**Data for the task:**
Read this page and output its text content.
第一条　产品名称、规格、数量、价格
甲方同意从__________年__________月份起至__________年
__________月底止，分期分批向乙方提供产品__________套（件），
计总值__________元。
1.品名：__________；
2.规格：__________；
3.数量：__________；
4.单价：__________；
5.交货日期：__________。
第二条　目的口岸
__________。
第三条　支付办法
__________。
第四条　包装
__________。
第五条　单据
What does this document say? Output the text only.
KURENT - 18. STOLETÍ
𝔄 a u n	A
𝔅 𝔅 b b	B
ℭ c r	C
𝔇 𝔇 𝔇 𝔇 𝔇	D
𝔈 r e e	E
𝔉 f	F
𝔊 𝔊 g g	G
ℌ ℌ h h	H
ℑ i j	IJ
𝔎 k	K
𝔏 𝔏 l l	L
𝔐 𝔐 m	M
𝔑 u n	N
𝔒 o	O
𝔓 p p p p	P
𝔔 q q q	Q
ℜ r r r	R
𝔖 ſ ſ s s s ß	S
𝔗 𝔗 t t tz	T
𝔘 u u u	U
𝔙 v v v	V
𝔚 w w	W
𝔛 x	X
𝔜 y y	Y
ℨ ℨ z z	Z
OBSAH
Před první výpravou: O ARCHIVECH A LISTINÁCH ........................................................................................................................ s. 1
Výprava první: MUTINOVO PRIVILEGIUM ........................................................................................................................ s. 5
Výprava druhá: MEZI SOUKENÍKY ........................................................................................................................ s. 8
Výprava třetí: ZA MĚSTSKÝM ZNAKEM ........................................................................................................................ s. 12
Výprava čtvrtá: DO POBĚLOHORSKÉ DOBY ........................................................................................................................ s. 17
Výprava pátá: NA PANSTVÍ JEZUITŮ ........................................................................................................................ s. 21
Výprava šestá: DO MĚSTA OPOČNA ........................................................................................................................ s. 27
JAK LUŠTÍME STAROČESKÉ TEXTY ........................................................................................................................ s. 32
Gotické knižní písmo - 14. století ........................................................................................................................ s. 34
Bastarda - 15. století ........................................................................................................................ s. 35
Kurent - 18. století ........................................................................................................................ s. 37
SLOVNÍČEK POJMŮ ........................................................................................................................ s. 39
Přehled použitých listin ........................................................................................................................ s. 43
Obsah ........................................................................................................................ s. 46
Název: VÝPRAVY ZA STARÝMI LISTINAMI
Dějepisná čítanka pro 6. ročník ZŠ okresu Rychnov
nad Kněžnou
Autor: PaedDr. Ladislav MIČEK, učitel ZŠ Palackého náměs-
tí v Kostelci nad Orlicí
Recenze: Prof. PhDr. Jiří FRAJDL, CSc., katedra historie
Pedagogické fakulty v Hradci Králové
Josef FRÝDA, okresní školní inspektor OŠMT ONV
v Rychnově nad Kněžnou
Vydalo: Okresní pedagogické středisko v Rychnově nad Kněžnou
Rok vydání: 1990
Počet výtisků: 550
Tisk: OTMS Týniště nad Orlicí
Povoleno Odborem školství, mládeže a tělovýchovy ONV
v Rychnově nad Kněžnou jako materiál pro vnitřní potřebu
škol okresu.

**What the task requires:** Gather each line of the listing containing the word "this" and show it.

**The completed task:**
Read this page and output its text content.
What does this document say? Output the text only.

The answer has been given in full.